◆ EXERCISE TASK:
Print every record below exactly as written.

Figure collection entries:
________

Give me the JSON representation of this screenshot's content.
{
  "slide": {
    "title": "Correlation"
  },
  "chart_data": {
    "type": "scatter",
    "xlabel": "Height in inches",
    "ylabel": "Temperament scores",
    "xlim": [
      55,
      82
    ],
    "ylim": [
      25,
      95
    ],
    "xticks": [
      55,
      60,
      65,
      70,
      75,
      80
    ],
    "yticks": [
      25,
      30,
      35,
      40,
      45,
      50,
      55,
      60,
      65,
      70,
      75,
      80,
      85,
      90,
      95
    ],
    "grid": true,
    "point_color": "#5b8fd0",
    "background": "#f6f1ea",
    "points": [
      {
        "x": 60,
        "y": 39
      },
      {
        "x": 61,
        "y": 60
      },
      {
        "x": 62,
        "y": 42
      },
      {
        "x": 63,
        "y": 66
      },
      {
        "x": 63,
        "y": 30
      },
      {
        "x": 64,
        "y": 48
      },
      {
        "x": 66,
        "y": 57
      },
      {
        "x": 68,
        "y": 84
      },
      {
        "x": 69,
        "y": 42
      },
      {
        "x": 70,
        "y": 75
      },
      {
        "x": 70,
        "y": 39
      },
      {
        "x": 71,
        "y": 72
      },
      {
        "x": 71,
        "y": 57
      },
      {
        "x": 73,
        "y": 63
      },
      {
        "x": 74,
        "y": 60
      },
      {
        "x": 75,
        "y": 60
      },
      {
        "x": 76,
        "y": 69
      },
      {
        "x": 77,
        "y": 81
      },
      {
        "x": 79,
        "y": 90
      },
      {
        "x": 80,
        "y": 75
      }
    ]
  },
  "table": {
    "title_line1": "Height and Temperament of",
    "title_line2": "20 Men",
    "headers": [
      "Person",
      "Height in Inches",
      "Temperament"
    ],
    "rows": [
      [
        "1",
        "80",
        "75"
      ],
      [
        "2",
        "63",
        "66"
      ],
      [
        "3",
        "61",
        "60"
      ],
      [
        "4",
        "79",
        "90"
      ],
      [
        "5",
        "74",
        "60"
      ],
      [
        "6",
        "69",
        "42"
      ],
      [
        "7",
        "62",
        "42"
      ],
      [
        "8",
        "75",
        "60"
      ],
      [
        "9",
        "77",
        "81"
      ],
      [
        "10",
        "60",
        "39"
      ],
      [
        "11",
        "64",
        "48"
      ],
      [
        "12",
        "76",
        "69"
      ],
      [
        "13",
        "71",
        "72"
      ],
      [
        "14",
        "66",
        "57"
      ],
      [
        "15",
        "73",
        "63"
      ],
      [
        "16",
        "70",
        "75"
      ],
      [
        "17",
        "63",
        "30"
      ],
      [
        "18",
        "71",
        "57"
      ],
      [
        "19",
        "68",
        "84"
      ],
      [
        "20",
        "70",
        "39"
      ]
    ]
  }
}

________

◆ SOLVED EXERCISE:
Give me the JSON representation of this screenshot's content.
{
  "slide": {
    "title": "Correlation"
  },
  "chart_data": {
    "type": "scatter",
    "xlabel": "Height in inches",
    "ylabel": "Temperament scores",
    "xlim": [
      55,
      82
    ],
    "ylim": [
      25,
      95
    ],
    "xticks": [
      55,
      60,
      65,
      70,
      75,
      80
    ],
    "yticks": [
      25,
      30,
      35,
      40,
      45,
      50,
      55,
      60,
      65,
      70,
      75,
      80,
      85,
      90,
      95
    ],
    "grid": true,
    "point_color": "#5b8fd0",
    "background": "#f6f1ea",
    "points": [
      {
        "x": 60,
        "y": 39
      },
      {
        "x": 61,
        "y": 60
      },
      {
        "x": 62,
        "y": 42
      },
      {
        "x": 63,
        "y": 66
      },
      {
        "x": 63,
        "y": 30
      },
      {
        "x": 64,
        "y": 48
      },
      {
        "x": 66,
        "y": 57
      },
      {
        "x": 68,
        "y": 84
      },
      {
        "x": 69,
        "y": 42
      },
      {
        "x": 70,
        "y": 75
      },
      {
        "x": 70,
        "y": 39
      },
      {
        "x": 71,
        "y": 72
      },
      {
        "x": 71,
        "y": 57
      },
      {
        "x": 73,
        "y": 63
      },
      {
        "x": 74,
        "y": 60
      },
      {
        "x": 75,
        "y": 60
      },
      {
        "x": 76,
        "y": 69
      },
      {
        "x": 77,
        "y": 81
      },
      {
        "x": 79,
        "y": 90
      },
      {
        "x": 80,
        "y": 75
      }
    ]
  },
  "table": {
    "title_line1": "Height and Temperament of",
    "title_line2": "20 Men",
    "headers": [
      "Person",
      "Height in Inches",
      "Temperament"
    ],
    "rows": [
      [
        "1",
        "80",
        "75"
      ],
      [
        "2",
        "63",
        "66"
      ],
      [
        "3",
        "61",
        "60"
      ],
      [
        "4",
        "79",
        "90"
      ],
      [
        "5",
        "74",
        "60"
      ],
      [
        "6",
        "69",
        "42"
      ],
      [
        "7",
        "62",
        "42"
      ],
      [
        "8",
        "75",
        "60"
      ],
      [
        "9",
        "77",
        "81"
      ],
      [
        "10",
        "60",
        "39"
      ],
      [
        "11",
        "64",
        "48"
      ],
      [
        "12",
        "76",
        "69"
      ],
      [
        "13",
        "71",
        "72"
      ],
      [
        "14",
        "66",
        "57"
      ],
      [
        "15",
        "73",
        "63"
      ],
      [
        "16",
        "70",
        "75"
      ],
      [
        "17",
        "63",
        "30"
      ],
      [
        "18",
        "71",
        "57"
      ],
      [
        "19",
        "68",
        "84"
      ],
      [
        "20",
        "70",
        "39"
      ]
    ]
  }
}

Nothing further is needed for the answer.